Select the lines below containing the word "mangrove".

— Start of INPUT RECORDS —

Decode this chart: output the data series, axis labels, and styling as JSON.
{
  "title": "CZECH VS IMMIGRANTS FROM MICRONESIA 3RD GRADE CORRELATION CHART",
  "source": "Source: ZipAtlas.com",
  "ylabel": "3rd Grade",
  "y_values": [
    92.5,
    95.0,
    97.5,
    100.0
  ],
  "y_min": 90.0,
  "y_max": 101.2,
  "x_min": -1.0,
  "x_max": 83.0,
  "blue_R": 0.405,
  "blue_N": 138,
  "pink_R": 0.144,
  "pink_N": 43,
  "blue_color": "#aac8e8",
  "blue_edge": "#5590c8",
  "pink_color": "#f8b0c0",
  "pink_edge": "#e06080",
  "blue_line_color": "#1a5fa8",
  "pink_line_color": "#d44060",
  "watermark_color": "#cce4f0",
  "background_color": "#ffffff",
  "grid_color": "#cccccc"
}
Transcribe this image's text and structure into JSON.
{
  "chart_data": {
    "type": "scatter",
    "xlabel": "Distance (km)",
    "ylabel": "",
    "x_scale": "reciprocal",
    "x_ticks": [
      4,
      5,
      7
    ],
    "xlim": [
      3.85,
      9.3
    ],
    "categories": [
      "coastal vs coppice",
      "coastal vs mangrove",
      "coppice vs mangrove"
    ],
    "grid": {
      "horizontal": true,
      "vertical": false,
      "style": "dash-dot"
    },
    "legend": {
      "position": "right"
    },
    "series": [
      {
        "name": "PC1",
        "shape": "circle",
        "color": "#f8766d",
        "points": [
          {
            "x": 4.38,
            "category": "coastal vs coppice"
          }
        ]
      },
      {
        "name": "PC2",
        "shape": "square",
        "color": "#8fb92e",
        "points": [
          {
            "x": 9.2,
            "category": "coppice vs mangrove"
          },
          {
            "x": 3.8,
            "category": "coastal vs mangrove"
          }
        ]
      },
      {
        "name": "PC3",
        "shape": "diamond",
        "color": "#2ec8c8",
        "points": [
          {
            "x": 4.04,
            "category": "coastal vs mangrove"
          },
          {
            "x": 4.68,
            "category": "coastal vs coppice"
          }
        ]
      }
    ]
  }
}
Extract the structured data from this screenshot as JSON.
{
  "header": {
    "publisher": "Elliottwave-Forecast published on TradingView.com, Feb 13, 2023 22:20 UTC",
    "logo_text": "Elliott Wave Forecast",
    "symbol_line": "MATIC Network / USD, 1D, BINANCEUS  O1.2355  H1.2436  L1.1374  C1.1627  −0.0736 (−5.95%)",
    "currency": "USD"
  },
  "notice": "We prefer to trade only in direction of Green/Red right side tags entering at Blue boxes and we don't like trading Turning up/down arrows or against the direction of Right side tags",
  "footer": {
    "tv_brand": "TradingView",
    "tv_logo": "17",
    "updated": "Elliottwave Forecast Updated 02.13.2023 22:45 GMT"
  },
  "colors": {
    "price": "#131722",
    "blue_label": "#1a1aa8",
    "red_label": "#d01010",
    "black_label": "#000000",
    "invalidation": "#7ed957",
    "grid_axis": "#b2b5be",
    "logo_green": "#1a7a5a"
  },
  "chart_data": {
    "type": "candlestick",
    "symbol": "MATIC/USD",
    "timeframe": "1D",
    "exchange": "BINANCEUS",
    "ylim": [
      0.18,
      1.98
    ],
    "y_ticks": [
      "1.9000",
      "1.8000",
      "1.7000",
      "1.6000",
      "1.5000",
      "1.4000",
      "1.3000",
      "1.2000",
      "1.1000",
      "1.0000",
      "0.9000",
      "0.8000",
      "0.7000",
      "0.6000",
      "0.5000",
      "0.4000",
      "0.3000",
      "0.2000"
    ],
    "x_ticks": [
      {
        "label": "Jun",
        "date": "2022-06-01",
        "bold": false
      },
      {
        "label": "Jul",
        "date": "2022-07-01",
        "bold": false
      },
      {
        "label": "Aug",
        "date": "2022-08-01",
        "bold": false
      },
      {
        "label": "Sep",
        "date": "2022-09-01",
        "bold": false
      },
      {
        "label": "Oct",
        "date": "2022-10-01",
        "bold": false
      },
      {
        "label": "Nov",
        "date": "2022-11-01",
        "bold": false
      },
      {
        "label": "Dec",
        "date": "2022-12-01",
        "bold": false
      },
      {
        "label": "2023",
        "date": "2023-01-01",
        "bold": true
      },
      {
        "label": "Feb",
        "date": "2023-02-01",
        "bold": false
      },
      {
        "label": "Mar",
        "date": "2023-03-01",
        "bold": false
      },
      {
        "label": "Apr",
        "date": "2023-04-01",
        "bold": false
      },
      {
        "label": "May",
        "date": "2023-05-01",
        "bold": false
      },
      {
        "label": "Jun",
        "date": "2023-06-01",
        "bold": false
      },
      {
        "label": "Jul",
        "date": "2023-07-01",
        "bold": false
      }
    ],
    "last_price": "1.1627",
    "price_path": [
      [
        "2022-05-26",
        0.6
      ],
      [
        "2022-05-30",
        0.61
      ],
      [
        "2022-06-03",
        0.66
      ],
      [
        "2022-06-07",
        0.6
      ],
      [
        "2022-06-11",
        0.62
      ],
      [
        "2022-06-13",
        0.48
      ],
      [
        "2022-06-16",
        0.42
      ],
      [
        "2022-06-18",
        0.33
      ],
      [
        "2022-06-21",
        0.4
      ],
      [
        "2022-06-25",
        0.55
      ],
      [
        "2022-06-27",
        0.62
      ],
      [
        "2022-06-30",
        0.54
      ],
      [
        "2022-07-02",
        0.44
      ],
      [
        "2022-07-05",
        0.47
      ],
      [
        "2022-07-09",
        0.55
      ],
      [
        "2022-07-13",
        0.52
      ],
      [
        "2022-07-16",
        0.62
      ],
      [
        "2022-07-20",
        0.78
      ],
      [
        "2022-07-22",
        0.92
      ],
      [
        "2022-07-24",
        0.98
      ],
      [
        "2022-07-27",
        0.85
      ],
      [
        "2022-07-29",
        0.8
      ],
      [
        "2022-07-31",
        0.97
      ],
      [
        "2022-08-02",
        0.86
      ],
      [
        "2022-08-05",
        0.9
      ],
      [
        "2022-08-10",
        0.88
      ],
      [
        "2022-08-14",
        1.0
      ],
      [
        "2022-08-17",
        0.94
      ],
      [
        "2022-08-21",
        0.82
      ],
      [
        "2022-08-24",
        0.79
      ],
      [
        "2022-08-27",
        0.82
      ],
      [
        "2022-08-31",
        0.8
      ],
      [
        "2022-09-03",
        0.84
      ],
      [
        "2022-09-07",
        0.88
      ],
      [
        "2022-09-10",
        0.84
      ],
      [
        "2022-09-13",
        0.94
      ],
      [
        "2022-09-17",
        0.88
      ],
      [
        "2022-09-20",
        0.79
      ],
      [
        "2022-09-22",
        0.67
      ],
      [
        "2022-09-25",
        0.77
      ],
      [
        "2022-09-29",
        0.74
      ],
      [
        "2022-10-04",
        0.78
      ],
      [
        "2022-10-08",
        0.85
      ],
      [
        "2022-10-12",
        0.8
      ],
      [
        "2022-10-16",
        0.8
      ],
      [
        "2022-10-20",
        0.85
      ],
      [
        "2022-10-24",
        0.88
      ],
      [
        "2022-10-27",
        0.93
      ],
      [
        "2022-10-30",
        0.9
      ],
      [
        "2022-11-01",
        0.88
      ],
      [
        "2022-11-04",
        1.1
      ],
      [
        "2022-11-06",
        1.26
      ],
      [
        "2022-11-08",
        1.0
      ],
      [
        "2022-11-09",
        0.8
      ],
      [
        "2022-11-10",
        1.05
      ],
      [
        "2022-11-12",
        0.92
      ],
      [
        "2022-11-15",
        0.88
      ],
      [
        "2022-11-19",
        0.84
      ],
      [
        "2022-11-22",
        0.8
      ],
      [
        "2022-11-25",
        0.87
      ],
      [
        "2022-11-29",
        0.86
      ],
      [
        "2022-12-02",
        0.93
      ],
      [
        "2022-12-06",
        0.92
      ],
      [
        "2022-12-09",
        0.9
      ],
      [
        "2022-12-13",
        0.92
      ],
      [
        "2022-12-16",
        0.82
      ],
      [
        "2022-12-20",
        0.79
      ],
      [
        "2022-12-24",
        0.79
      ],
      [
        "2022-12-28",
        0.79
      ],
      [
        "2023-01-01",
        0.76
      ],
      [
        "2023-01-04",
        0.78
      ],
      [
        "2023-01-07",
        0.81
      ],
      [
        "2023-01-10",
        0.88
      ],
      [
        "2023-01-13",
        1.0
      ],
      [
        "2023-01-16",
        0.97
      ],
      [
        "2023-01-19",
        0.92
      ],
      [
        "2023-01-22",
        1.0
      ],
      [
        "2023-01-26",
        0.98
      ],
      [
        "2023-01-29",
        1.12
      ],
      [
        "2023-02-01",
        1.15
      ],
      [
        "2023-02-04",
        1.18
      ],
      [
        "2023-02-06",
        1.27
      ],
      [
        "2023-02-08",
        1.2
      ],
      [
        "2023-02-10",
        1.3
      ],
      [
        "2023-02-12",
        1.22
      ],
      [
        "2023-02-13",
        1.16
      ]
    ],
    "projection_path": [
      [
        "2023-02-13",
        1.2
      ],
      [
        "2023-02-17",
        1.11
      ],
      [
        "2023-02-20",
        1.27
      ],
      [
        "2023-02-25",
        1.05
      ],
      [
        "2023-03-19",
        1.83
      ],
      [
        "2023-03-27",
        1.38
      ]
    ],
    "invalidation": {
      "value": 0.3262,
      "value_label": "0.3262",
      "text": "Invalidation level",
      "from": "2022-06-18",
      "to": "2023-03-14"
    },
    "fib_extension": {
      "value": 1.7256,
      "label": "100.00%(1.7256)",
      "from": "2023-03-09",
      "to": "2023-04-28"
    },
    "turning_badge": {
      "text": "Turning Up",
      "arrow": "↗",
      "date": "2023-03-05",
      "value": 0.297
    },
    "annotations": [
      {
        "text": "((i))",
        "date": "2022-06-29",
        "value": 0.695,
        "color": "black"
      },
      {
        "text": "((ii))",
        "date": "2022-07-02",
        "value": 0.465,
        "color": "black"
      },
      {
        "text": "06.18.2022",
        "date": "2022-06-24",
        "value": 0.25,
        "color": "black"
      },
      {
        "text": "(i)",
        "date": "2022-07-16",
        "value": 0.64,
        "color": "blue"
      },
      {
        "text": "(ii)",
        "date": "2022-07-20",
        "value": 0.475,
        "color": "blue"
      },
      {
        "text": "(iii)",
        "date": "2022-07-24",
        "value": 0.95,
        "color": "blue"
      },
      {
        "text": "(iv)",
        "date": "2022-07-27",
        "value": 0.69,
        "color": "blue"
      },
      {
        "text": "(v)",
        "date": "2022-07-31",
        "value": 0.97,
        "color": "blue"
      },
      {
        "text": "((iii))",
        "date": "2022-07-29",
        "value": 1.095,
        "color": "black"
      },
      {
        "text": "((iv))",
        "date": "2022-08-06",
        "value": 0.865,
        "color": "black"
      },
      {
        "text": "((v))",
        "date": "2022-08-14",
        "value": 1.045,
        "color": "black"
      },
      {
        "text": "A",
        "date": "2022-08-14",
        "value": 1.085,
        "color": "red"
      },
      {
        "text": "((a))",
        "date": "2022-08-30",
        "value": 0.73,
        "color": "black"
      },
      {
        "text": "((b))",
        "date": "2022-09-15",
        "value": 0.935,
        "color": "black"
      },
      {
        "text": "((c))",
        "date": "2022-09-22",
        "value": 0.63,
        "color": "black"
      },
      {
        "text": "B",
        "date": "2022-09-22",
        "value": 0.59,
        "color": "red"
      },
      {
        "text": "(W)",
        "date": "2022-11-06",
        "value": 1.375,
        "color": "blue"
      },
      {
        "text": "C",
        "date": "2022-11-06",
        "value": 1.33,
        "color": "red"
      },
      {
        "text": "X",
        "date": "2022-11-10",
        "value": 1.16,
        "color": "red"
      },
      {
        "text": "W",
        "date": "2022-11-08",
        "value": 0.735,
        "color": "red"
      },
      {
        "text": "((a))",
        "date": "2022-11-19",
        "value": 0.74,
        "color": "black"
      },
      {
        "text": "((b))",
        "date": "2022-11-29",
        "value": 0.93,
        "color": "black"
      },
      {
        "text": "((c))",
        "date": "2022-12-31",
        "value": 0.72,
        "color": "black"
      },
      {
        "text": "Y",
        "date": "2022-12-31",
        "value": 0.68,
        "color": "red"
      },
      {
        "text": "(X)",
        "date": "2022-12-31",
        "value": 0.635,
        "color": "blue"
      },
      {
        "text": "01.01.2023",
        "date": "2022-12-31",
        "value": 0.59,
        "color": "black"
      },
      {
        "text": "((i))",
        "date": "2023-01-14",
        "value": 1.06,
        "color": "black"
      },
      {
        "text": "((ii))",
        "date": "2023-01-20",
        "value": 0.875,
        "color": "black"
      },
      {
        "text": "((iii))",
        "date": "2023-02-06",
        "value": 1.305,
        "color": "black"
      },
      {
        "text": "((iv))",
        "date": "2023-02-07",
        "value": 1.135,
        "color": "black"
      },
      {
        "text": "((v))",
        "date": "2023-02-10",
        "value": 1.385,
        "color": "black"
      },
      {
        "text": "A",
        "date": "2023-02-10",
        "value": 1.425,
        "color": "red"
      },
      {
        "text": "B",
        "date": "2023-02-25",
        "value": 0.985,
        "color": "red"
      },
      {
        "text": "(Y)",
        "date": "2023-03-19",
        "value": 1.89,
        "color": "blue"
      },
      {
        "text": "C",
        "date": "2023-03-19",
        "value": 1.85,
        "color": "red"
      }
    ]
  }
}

— End of INPUT RECORDS —

» **RESULT FOR THIS EXERCISE**:
      "coastal vs mangrove",
      "coppice vs mangrove"
            "category": "coppice vs mangrove"
            "category": "coastal vs mangrove"
            "category": "coastal vs mangrove"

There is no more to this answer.